* **PROVIDED INFORMATION**:
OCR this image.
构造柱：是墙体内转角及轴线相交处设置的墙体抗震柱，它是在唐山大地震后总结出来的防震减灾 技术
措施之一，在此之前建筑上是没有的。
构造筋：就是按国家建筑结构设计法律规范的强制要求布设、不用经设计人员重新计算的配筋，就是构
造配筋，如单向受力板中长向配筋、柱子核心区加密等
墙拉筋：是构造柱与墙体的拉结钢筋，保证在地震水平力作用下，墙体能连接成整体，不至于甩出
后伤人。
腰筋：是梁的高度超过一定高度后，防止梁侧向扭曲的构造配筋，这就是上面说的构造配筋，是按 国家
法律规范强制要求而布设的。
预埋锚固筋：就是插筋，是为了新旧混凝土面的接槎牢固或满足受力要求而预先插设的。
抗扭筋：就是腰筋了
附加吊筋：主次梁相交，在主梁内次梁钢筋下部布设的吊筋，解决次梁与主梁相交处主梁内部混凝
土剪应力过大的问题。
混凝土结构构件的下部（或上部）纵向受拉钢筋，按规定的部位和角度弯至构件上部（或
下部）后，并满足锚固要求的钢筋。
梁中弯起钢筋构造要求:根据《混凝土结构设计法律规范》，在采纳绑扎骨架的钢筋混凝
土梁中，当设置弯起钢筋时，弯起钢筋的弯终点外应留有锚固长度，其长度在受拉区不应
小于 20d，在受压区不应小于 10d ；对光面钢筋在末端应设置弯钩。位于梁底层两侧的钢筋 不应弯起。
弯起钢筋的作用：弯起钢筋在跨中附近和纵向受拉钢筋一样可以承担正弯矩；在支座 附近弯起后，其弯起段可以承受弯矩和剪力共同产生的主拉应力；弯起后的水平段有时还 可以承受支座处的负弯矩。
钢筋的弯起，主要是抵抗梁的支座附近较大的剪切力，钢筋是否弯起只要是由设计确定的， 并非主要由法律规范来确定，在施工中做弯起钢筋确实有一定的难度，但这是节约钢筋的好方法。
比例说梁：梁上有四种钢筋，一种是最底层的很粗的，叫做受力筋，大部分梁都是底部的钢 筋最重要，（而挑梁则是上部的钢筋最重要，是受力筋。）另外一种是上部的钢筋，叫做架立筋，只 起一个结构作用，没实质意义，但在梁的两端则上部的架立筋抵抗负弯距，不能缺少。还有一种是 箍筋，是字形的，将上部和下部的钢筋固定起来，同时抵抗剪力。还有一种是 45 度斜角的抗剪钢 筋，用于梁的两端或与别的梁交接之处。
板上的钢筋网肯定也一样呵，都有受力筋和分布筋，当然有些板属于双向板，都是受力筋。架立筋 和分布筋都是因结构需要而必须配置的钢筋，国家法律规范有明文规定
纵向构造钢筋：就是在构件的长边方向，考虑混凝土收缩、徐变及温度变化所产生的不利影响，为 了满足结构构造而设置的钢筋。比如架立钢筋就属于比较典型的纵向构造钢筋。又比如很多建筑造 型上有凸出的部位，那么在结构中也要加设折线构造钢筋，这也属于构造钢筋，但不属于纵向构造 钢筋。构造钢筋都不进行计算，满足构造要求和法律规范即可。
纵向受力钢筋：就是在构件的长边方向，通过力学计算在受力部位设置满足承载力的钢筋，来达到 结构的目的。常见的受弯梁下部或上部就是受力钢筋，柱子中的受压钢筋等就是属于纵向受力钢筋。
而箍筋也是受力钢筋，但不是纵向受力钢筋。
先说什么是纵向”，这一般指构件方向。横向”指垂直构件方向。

* **WHAT YOU NEED TO DO**: Single out each line of the records above with the string "就是在构件的长边方向" in it, and copy it.

* **SOLUTION**:
纵向构造钢筋：就是在构件的长边方向，考虑混凝土收缩、徐变及温度变化所产生的不利影响，为 了满足结构构造而设置的钢筋。比如架立钢筋就属于比较典型的纵向构造钢筋。又比如很多建筑造 型上有凸出的部位，那么在结构中也要加设折线构造钢筋，这也属于构造钢筋，但不属于纵向构造 钢筋。构造钢筋都不进行计算，满足构造要求和法律规范即可。
纵向受力钢筋：就是在构件的长边方向，通过力学计算在受力部位设置满足承载力的钢筋，来达到 结构的目的。常见的受弯梁下部或上部就是受力钢筋，柱子中的受压钢筋等就是属于纵向受力钢筋。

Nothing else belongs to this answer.